-- START RECORDS SUPPLIED --

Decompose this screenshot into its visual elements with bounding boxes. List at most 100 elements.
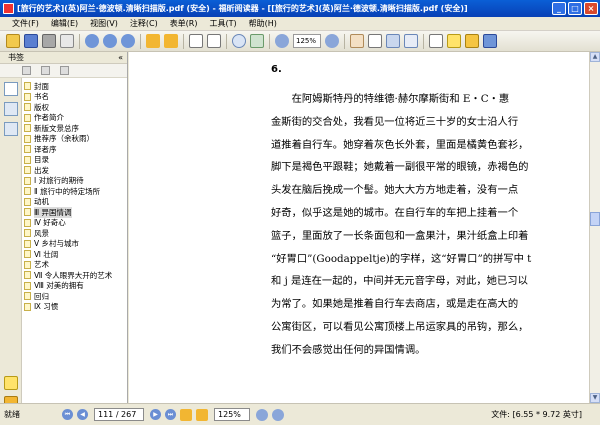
back-view-icon[interactable] [180,408,192,421]
scroll-up-button[interactable]: ▲ [590,52,600,62]
print-icon[interactable] [42,34,56,48]
bookmark-icon [24,103,31,112]
bookmark-item[interactable]: 艺术 [22,260,127,271]
bookmark-label: 作者简介 [34,113,64,123]
scroll-down-button[interactable]: ▼ [590,393,600,403]
menu-edit[interactable]: 编辑(E) [45,18,84,29]
fit-width-icon[interactable] [207,34,221,48]
zoom-icon[interactable] [232,34,246,48]
bookmark-label: 推荐序（余秋雨） [34,134,94,144]
prev-page-button[interactable]: ◀ [77,409,88,420]
prev-page-icon[interactable] [103,34,117,48]
menu-file[interactable]: 文件(F) [0,18,45,29]
bookmarks-tab-icon[interactable] [4,82,18,96]
first-page-button[interactable]: ⏮ [62,409,73,420]
back-icon[interactable] [146,34,160,48]
bookmark-icon [24,208,31,217]
rotate-icon[interactable] [250,34,264,48]
menu-help[interactable]: 帮助(H) [243,18,283,29]
bookmark-item[interactable]: Ⅰ 对旅行的期待 [22,176,127,187]
note-icon[interactable] [447,34,461,48]
find-icon[interactable] [404,34,418,48]
next-page-icon[interactable] [121,34,135,48]
page-number-field[interactable]: 111 / 267 [94,408,144,421]
highlight-icon[interactable] [483,34,497,48]
bookmark-item[interactable]: Ⅸ 习惯 [22,302,127,313]
bookmark-item[interactable]: 目录 [22,155,127,166]
bookmark-icon [24,124,31,133]
menu-tools[interactable]: 工具(T) [204,18,243,29]
title-bar: [旅行的艺术](英)阿兰·德波顿.清晰扫描版.pdf (安全) - 福昕阅读器 … [0,0,600,17]
document-view[interactable]: 6. 在阿姆斯特丹的特维德·赫尔摩斯街和 E・C・惠 金斯街的交合处，我看见一位将… [129,52,589,403]
bookmark-item[interactable]: 译者序 [22,144,127,155]
bookmark-item[interactable]: 风景 [22,228,127,239]
bookmark-label: 目录 [34,155,49,165]
snapshot-icon[interactable] [386,34,400,48]
zoom-out-icon[interactable] [256,408,268,421]
maximize-button[interactable]: □ [568,2,582,15]
pages-tab-icon[interactable] [4,102,18,116]
bookmark-options-icon[interactable] [60,66,69,75]
toolbar-separator [226,33,227,49]
bookmark-item[interactable]: 作者简介 [22,113,127,124]
pdf-page[interactable]: 6. 在阿姆斯特丹的特维德·赫尔摩斯街和 E・C・惠 金斯街的交合处，我看见一位将… [129,52,589,403]
vertical-scrollbar[interactable]: ▲ ▼ [589,52,600,403]
fit-page-icon[interactable] [189,34,203,48]
text-line: 金斯街的交合处，我看见一位将近三十岁的女士沿人行 [271,115,519,128]
bookmark-item[interactable]: 动机 [22,197,127,208]
first-page-icon[interactable] [85,34,99,48]
menu-form[interactable]: 表单(R) [164,18,204,29]
bookmark-item[interactable]: 书名 [22,92,127,103]
forward-view-icon[interactable] [196,408,208,421]
scroll-thumb[interactable] [590,212,600,226]
bookmark-item[interactable]: 封面 [22,81,127,92]
delete-bookmark-icon[interactable] [41,66,50,75]
zoom-in-icon[interactable] [325,34,339,48]
bookmark-icon [24,271,31,280]
bookmark-label: Ⅱ 旅行中的特定场所 [34,186,101,196]
bookmark-item[interactable]: 新版文景总序 [22,123,127,134]
bookmark-item[interactable]: Ⅵ 壮阔 [22,249,127,260]
bookmark-item[interactable]: 出发 [22,165,127,176]
zoom-out-icon[interactable] [275,34,289,48]
new-bookmark-icon[interactable] [22,66,31,75]
select-text-icon[interactable] [368,34,382,48]
bookmark-label: Ⅲ 异国情调 [34,206,72,218]
bookmark-icon [24,187,31,196]
last-page-button[interactable]: ⏭ [165,409,176,420]
comment-icon[interactable] [465,34,479,48]
bookmark-panel-header: 书签 « [0,52,127,64]
menu-view[interactable]: 视图(V) [84,18,124,29]
bookmark-item[interactable]: Ⅲ 异国情调 [22,206,127,218]
layers-tab-icon[interactable] [4,122,18,136]
close-button[interactable]: × [584,2,598,15]
zoom-dropdown[interactable]: 125% [293,34,321,48]
bookmark-item[interactable]: Ⅴ 乡村与城市 [22,239,127,250]
forward-icon[interactable] [164,34,178,48]
zoom-in-icon[interactable] [272,408,284,421]
page-section-number: 6. [271,64,282,75]
bookmark-item[interactable]: Ⅷ 对美的拥有 [22,281,127,292]
minimize-button[interactable]: _ [552,2,566,15]
hand-icon[interactable] [350,34,364,48]
collapse-panel-button[interactable]: « [118,52,123,64]
bookmark-label: 风景 [34,228,49,238]
save-icon[interactable] [24,34,38,48]
bookmark-item[interactable]: 版权 [22,102,127,113]
bookmark-item[interactable]: Ⅶ 令人眼界大开的艺术 [22,270,127,281]
next-page-button[interactable]: ▶ [150,409,161,420]
bookmark-item[interactable]: Ⅳ 好奇心 [22,218,127,229]
bookmark-item[interactable]: 推荐序（余秋雨） [22,134,127,145]
open-icon[interactable] [6,34,20,48]
comments-tab-icon[interactable] [4,376,18,390]
typewriter-icon[interactable] [429,34,443,48]
bookmark-item[interactable]: 回归 [22,291,127,302]
text-line: 头发在脑后挽成一个髻。她大大方方地走着，没有一点 [271,184,519,197]
bookmark-icon [24,113,31,122]
bookmark-label: 新版文景总序 [34,123,79,133]
status-zoom-field[interactable]: 125% [214,408,250,421]
bookmark-item[interactable]: Ⅱ 旅行中的特定场所 [22,186,127,197]
bookmark-panel: 书签 « 封面 书名 版权 作者简介 新版文景总序 推荐序（余秋雨） 译者序 目录 出发 Ⅰ 对旅… [0,52,128,410]
menu-comment[interactable]: 注释(C) [124,18,164,29]
email-icon[interactable] [60,34,74,48]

-- END RECORDS SUPPLIED --

■ **GOAL**
Put each line of the records above into a JSON list of strings, one string per line, leaving out blank lines and the pictures.

■ **FINISHED TASK**
[
  "Decompose this screenshot into its visual elements with bounding boxes. List at most 100 elements.",
  "back-view-icon[interactable] [180,408,192,421]",
  "scroll-up-button[interactable]: ▲ [590,52,600,62]",
  "print-icon[interactable] [42,34,56,48]",
  "bookmark-icon [24,103,31,112]",
  "bookmark-item[interactable]: 艺术 [22,260,127,271]",
  "bookmark-label: 作者简介 [34,113,64,123]",
  "scroll-down-button[interactable]: ▼ [590,393,600,403]",
  "menu-edit[interactable]: 编辑(E) [45,18,84,29]",
  "fit-width-icon[interactable] [207,34,221,48]",
  "zoom-icon[interactable] [232,34,246,48]",
  "bookmark-label: 推荐序（余秋雨） [34,134,94,144]",
  "prev-page-button[interactable]: ◀ [77,409,88,420]",
  "prev-page-icon[interactable] [103,34,117,48]",
  "menu-file[interactable]: 文件(F) [0,18,45,29]",
  "bookmarks-tab-icon[interactable] [4,82,18,96]",
  "first-page-button[interactable]: ⏮ [62,409,73,420]",
  "back-icon[interactable] [146,34,160,48]",
  "bookmark-icon [24,208,31,217]",
  "rotate-icon[interactable] [250,34,264,48]",
  "menu-help[interactable]: 帮助(H) [243,18,283,29]",
  "bookmark-item[interactable]: Ⅰ 对旅行的期待 [22,176,127,187]",
  "note-icon[interactable] [447,34,461,48]",
  "find-icon[interactable] [404,34,418,48]",
  "next-page-icon[interactable] [121,34,135,48]",
  "page-number-field[interactable]: 111 / 267 [94,408,144,421]",
  "highlight-icon[interactable] [483,34,497,48]",
  "bookmark-item[interactable]: Ⅸ 习惯 [22,302,127,313]",
  "bookmark-item[interactable]: 目录 [22,155,127,166]",
  "bookmark-icon [24,124,31,133]",
  "menu-tools[interactable]: 工具(T) [204,18,243,29]",
  "title-bar: [旅行的艺术](英)阿兰·德波顿.清晰扫描版.pdf (安全) - 福昕阅读器 … [0,0,600,17]",
  "document-view[interactable]: 6. 在阿姆斯特丹的特维德·赫尔摩斯街和 E・C・惠 金斯街的交合处，我看见一位将… [129,52,589,403]",
  "bookmark-item[interactable]: 译者序 [22,144,127,155]",
  "bookmark-item[interactable]: 风景 [22,228,127,239]",
  "bookmark-label: 目录 [34,155,49,165]",
  "snapshot-icon[interactable] [386,34,400,48]",
  "zoom-out-icon[interactable] [256,408,268,421]",
  "maximize-button[interactable]: □ [568,2,582,15]",
  "pages-tab-icon[interactable] [4,102,18,116]",
  "bookmark-options-icon[interactable] [60,66,69,75]",
  "toolbar-separator [226,33,227,49]",
  "bookmark-item[interactable]: 作者简介 [22,113,127,124]",
  "pdf-page[interactable]: 6. 在阿姆斯特丹的特维德·赫尔摩斯街和 E・C・惠 金斯街的交合处，我看见一位将… [129,52,589,403]",
  "vertical-scrollbar[interactable]: ▲ ▼ [589,52,600,403]",
  "fit-page-icon[interactable] [189,34,203,48]",
  "text-line: 金斯街的交合处，我看见一位将近三十岁的女士沿人行 [271,115,519,128]",
  "bookmark-item[interactable]: 动机 [22,197,127,208]",
  "first-page-icon[interactable] [85,34,99,48]",
  "menu-form[interactable]: 表单(R) [164,18,204,29]",
  "bookmark-item[interactable]: 书名 [22,92,127,103]",
  "forward-view-icon[interactable] [196,408,208,421]",
  "scroll-thumb[interactable] [590,212,600,226]",
  "bookmark-item[interactable]: 封面 [22,81,127,92]",
  "delete-bookmark-icon[interactable] [41,66,50,75]",
  "zoom-in-icon[interactable] [325,34,339,48]",
  "bookmark-icon [24,271,31,280]",
  "bookmark-label: Ⅱ 旅行中的特定场所 [34,186,101,196]",
  "bookmark-item[interactable]: 新版文景总序 [22,123,127,134]",
  "bookmark-item[interactable]: Ⅵ 壮阔 [22,249,127,260]",
  "bookmark-item[interactable]: 出发 [22,165,127,176]",
  "zoom-out-icon[interactable] [275,34,289,48]",
  "new-bookmark-icon[interactable] [22,66,31,75]",
  "select-text-icon[interactable] [368,34,382,48]",
  "bookmark-label: Ⅲ 异国情调 [34,206,72,218]",
  "bookmark-icon [24,187,31,196]",
  "last-page-button[interactable]: ⏭ [165,409,176,420]",
  "comment-icon[interactable] [465,34,479,48]",
  "bookmark-panel-header: 书签 « [0,52,127,64]",
  "menu-view[interactable]: 视图(V) [84,18,124,29]",
  "bookmark-item[interactable]: Ⅲ 异国情调 [22,206,127,218]",
  "layers-tab-icon[interactable] [4,122,18,136]",
  "close-button[interactable]: × [584,2,598,15]",
  "zoom-dropdown[interactable]: 125% [293,34,321,48]",
  "bookmark-item[interactable]: Ⅴ 乡村与城市 [22,239,127,250]",
  "forward-icon[interactable] [164,34,178,48]",
  "zoom-in-icon[interactable] [272,408,284,421]",
  "page-section-number: 6. [271,64,282,75]",
  "bookmark-item[interactable]: Ⅷ 对美的拥有 [22,281,127,292]",
  "minimize-button[interactable]: _ [552,2,566,15]",
  "hand-icon[interactable] [350,34,364,48]",
  "collapse-panel-button[interactable]: « [118,52,123,64]",
  "bookmark-label: 风景 [34,228,49,238]",
  "save-icon[interactable] [24,34,38,48]",
  "bookmark-item[interactable]: 版权 [22,102,127,113]",
  "bookmark-item[interactable]: Ⅶ 令人眼界大开的艺术 [22,270,127,281]",
  "next-page-button[interactable]: ▶ [150,409,161,420]",
  "bookmark-item[interactable]: Ⅳ 好奇心 [22,218,127,229]",
  "bookmark-item[interactable]: 推荐序（余秋雨） [22,134,127,145]",
  "open-icon[interactable] [6,34,20,48]",
  "comments-tab-icon[interactable] [4,376,18,390]",
  "typewriter-icon[interactable] [429,34,443,48]",
  "bookmark-item[interactable]: 回归 [22,291,127,302]",
  "text-line: 头发在脑后挽成一个髻。她大大方方地走着，没有一点 [271,184,519,197]",
  "bookmark-icon [24,113,31,122]",
  "bookmark-label: 新版文景总序 [34,123,79,133]",
  "status-zoom-field[interactable]: 125% [214,408,250,421]",
  "bookmark-item[interactable]: Ⅱ 旅行中的特定场所 [22,186,127,197]",
  "bookmark-panel: 书签 « 封面 书名 版权 作者简介 新版文景总序 推荐序（余秋雨） 译者序 目录 出发 Ⅰ 对旅… [0,52,128,410]",
  "menu-comment[interactable]: 注释(C) [124,18,164,29]",
  "email-icon[interactable] [60,34,74,48]"
]